**Objective:**
Keep the wording of each record exactly the same when you repeat it, and leave out pictures.
# start of Dataset rows
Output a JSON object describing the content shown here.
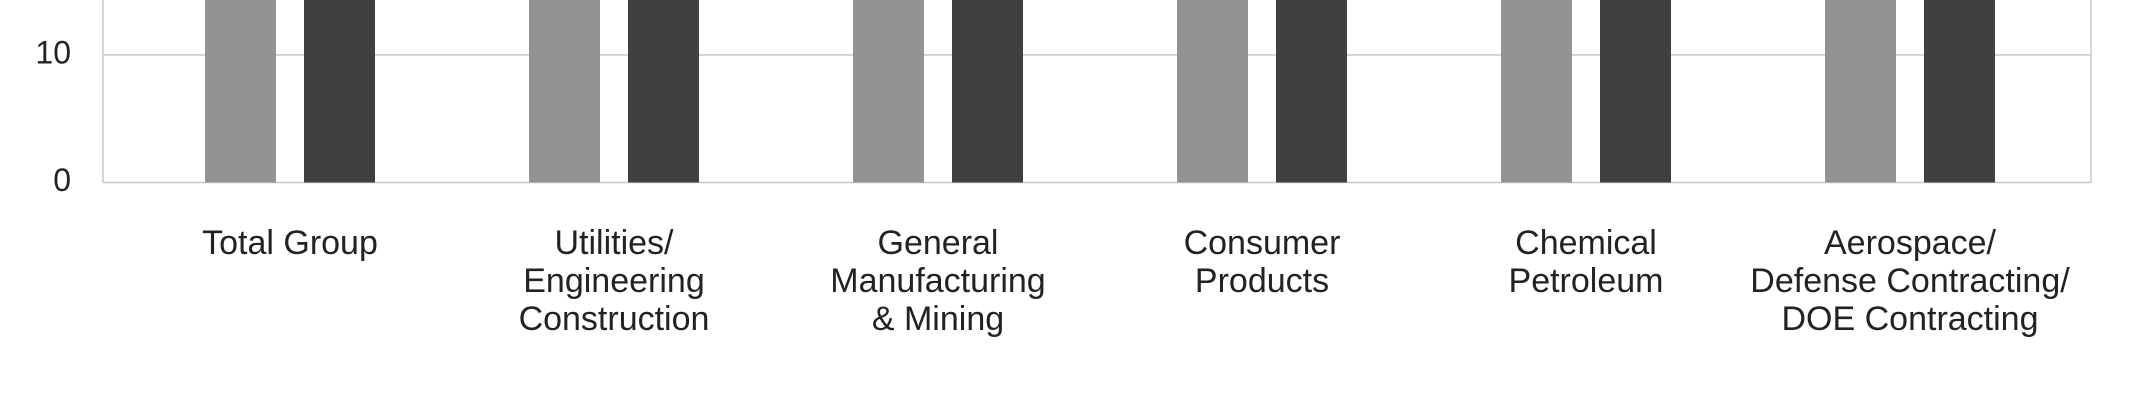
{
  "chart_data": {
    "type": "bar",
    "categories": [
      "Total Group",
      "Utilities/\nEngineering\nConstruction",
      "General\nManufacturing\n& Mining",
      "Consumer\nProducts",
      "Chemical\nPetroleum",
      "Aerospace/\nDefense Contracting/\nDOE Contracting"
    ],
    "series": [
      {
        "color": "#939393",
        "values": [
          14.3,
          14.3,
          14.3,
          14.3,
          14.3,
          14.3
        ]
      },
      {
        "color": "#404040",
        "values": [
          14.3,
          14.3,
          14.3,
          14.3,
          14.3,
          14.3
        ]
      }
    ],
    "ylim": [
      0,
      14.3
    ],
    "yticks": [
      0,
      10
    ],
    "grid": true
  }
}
# end of Dataset rows
**The answer:**
Output a JSON object describing the content shown here.
{
  "chart_data": {
    "type": "bar",
    "categories": [
      "Total Group",
      "Utilities/\nEngineering\nConstruction",
      "General\nManufacturing\n& Mining",
      "Consumer\nProducts",
      "Chemical\nPetroleum",
      "Aerospace/\nDefense Contracting/\nDOE Contracting"
    ],
    "series": [
      {
        "color": "#939393",
        "values": [
          14.3,
          14.3,
          14.3,
          14.3,
          14.3,
          14.3
        ]
      },
      {
        "color": "#404040",
        "values": [
          14.3,
          14.3,
          14.3,
          14.3,
          14.3,
          14.3
        ]
      }
    ],
    "ylim": [
      0,
      14.3
    ],
    "yticks": [
      0,
      10
    ],
    "grid": true
  }
}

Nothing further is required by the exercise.